◆ **Problem requirements**: Copy every line that contains the string "mean" from the entries below.

◆ **Entries**:
(begin)

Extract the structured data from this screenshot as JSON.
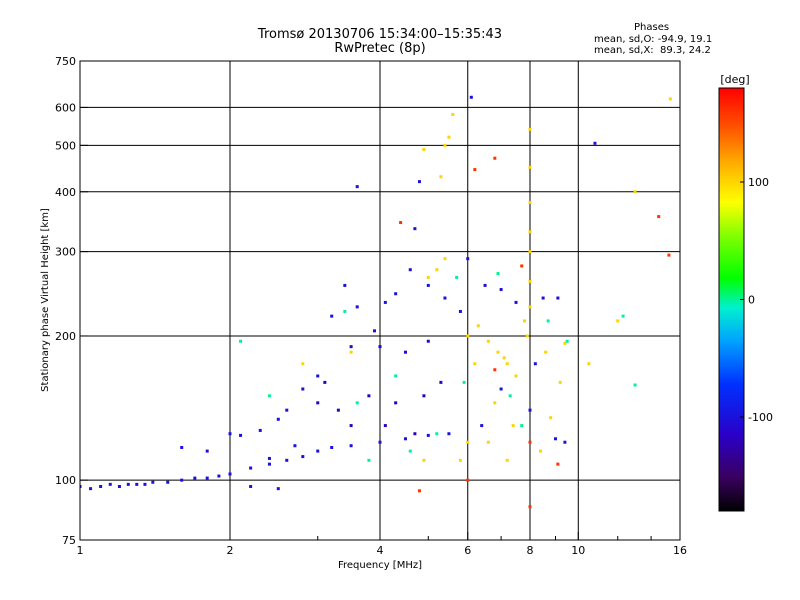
{
  "header": {
    "title": "Tromsø 20130706 15:34:00–15:35:43",
    "subtitle": "RwPretec (8p)"
  },
  "stats": {
    "heading": "Phases",
    "line1": "mean, sd,O: -94.9, 19.1",
    "line2": "mean, sd,X:  89.3, 24.2"
  },
  "chart_data": {
    "type": "scatter",
    "xlabel": "Frequency [MHz]",
    "ylabel": "Stationary phase Virtual Height [km]",
    "xscale": "log",
    "yscale": "log",
    "xlim": [
      1,
      16
    ],
    "ylim": [
      75,
      750
    ],
    "xticks": [
      "1",
      "2",
      "4",
      "6",
      "8",
      "10",
      "16"
    ],
    "yticks": [
      "75",
      "100",
      "200",
      "300",
      "400",
      "500",
      "600",
      "750"
    ],
    "grid": true,
    "colorbar": {
      "label": "[deg]",
      "range": [
        -180,
        180
      ],
      "ticks": [
        "100",
        "0",
        "-100"
      ]
    },
    "series": [
      {
        "points": [
          [
            1.0,
            97,
            -100
          ],
          [
            1.05,
            96,
            -100
          ],
          [
            1.1,
            97,
            -100
          ],
          [
            1.15,
            98,
            -100
          ],
          [
            1.2,
            97,
            -100
          ],
          [
            1.25,
            98,
            -100
          ],
          [
            1.3,
            98,
            -100
          ],
          [
            1.35,
            98,
            -100
          ],
          [
            1.4,
            99,
            -100
          ],
          [
            1.5,
            99,
            -100
          ],
          [
            1.6,
            100,
            -100
          ],
          [
            1.7,
            101,
            -100
          ],
          [
            1.8,
            101,
            -100
          ],
          [
            1.9,
            102,
            -100
          ],
          [
            2.0,
            103,
            -100
          ],
          [
            2.2,
            106,
            -100
          ],
          [
            2.4,
            108,
            -100
          ],
          [
            2.6,
            110,
            -100
          ],
          [
            2.8,
            112,
            -100
          ],
          [
            3.0,
            115,
            -100
          ],
          [
            3.2,
            117,
            -100
          ],
          [
            3.5,
            118,
            -100
          ],
          [
            4.0,
            120,
            -100
          ],
          [
            4.5,
            122,
            -100
          ],
          [
            5.0,
            124,
            -100
          ],
          [
            5.5,
            125,
            -100
          ],
          [
            1.6,
            117,
            -100
          ],
          [
            1.8,
            115,
            -100
          ],
          [
            2.0,
            125,
            -100
          ],
          [
            2.1,
            124,
            -100
          ],
          [
            2.3,
            127,
            -100
          ],
          [
            2.5,
            134,
            -100
          ],
          [
            2.6,
            140,
            -100
          ],
          [
            2.8,
            155,
            -100
          ],
          [
            3.0,
            165,
            -100
          ],
          [
            3.2,
            220,
            -100
          ],
          [
            3.4,
            255,
            -100
          ],
          [
            3.6,
            230,
            -100
          ],
          [
            3.9,
            205,
            -100
          ],
          [
            4.1,
            235,
            -100
          ],
          [
            4.3,
            245,
            -100
          ],
          [
            4.6,
            275,
            -100
          ],
          [
            5.0,
            255,
            -100
          ],
          [
            5.4,
            240,
            -100
          ],
          [
            5.8,
            225,
            -100
          ],
          [
            3.6,
            410,
            -100
          ],
          [
            4.7,
            335,
            -100
          ],
          [
            4.8,
            420,
            -100
          ],
          [
            3.5,
            190,
            -110
          ],
          [
            4.0,
            190,
            -110
          ],
          [
            4.5,
            185,
            -110
          ],
          [
            5.0,
            195,
            -110
          ],
          [
            3.3,
            140,
            -120
          ],
          [
            3.8,
            150,
            -120
          ],
          [
            4.3,
            145,
            -120
          ],
          [
            4.9,
            150,
            -120
          ],
          [
            3.5,
            130,
            -120
          ],
          [
            4.1,
            130,
            -120
          ],
          [
            4.7,
            125,
            -120
          ],
          [
            5.3,
            160,
            -110
          ],
          [
            3.0,
            145,
            -120
          ],
          [
            3.1,
            160,
            -120
          ],
          [
            6.0,
            290,
            -100
          ],
          [
            6.5,
            255,
            -100
          ],
          [
            7.0,
            250,
            -100
          ],
          [
            7.5,
            235,
            -100
          ],
          [
            8.2,
            175,
            -100
          ],
          [
            9.0,
            122,
            -100
          ],
          [
            9.4,
            120,
            -100
          ],
          [
            10.8,
            505,
            -100
          ],
          [
            6.1,
            630,
            -100
          ],
          [
            8.5,
            240,
            -100
          ],
          [
            9.1,
            240,
            -100
          ],
          [
            6.4,
            130,
            -100
          ],
          [
            7.0,
            155,
            -100
          ],
          [
            8.0,
            140,
            -100
          ],
          [
            2.2,
            97,
            -100
          ],
          [
            2.5,
            96,
            -100
          ],
          [
            2.4,
            111,
            -100
          ],
          [
            2.7,
            118,
            -100
          ]
        ]
      },
      {
        "points": [
          [
            5.3,
            430,
            100
          ],
          [
            5.4,
            500,
            100
          ],
          [
            5.5,
            520,
            100
          ],
          [
            5.6,
            580,
            100
          ],
          [
            5.0,
            265,
            100
          ],
          [
            5.2,
            275,
            100
          ],
          [
            5.4,
            290,
            100
          ],
          [
            6.0,
            200,
            100
          ],
          [
            6.3,
            210,
            100
          ],
          [
            6.6,
            195,
            100
          ],
          [
            6.9,
            185,
            100
          ],
          [
            7.2,
            175,
            100
          ],
          [
            7.5,
            165,
            100
          ],
          [
            7.8,
            215,
            100
          ],
          [
            8.0,
            540,
            100
          ],
          [
            8.0,
            450,
            100
          ],
          [
            8.0,
            380,
            100
          ],
          [
            8.0,
            330,
            100
          ],
          [
            8.0,
            300,
            100
          ],
          [
            8.0,
            260,
            100
          ],
          [
            8.0,
            230,
            100
          ],
          [
            7.9,
            200,
            100
          ],
          [
            6.2,
            175,
            100
          ],
          [
            6.8,
            145,
            100
          ],
          [
            7.4,
            130,
            100
          ],
          [
            8.4,
            115,
            100
          ],
          [
            8.8,
            135,
            100
          ],
          [
            9.2,
            160,
            100
          ],
          [
            6.0,
            120,
            100
          ],
          [
            6.6,
            120,
            100
          ],
          [
            7.2,
            110,
            100
          ],
          [
            15.3,
            625,
            100
          ],
          [
            13.0,
            400,
            100
          ],
          [
            12.0,
            215,
            100
          ],
          [
            10.5,
            175,
            100
          ],
          [
            4.9,
            110,
            100
          ],
          [
            5.8,
            110,
            100
          ],
          [
            3.5,
            185,
            100
          ],
          [
            2.8,
            175,
            100
          ],
          [
            7.1,
            180,
            100
          ],
          [
            4.9,
            490,
            100
          ],
          [
            9.4,
            193,
            100
          ],
          [
            8.6,
            185,
            100
          ]
        ]
      },
      {
        "points": [
          [
            2.1,
            195,
            0
          ],
          [
            2.4,
            150,
            0
          ],
          [
            3.6,
            145,
            0
          ],
          [
            4.3,
            165,
            0
          ],
          [
            5.7,
            265,
            0
          ],
          [
            7.3,
            150,
            0
          ],
          [
            8.7,
            215,
            0
          ],
          [
            9.5,
            195,
            0
          ],
          [
            12.3,
            220,
            0
          ],
          [
            13.0,
            158,
            0
          ],
          [
            3.8,
            110,
            0
          ],
          [
            6.9,
            270,
            0
          ],
          [
            5.2,
            125,
            0
          ],
          [
            3.4,
            225,
            0
          ],
          [
            4.6,
            115,
            0
          ],
          [
            7.7,
            130,
            0
          ],
          [
            5.9,
            160,
            0
          ]
        ]
      },
      {
        "points": [
          [
            6.8,
            170,
            160
          ],
          [
            8.0,
            88,
            160
          ],
          [
            6.2,
            445,
            160
          ],
          [
            9.1,
            108,
            160
          ],
          [
            4.4,
            345,
            160
          ],
          [
            14.5,
            355,
            160
          ],
          [
            6.8,
            470,
            160
          ],
          [
            8.0,
            120,
            160
          ],
          [
            4.8,
            95,
            160
          ],
          [
            15.2,
            295,
            160
          ],
          [
            6.0,
            100,
            160
          ],
          [
            7.7,
            280,
            160
          ]
        ]
      }
    ]
  }
}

(end)

◆ **Answer for the task**:
    "line1": "mean, sd,O: -94.9, 19.1",
    "line2": "mean, sd,X:  89.3, 24.2"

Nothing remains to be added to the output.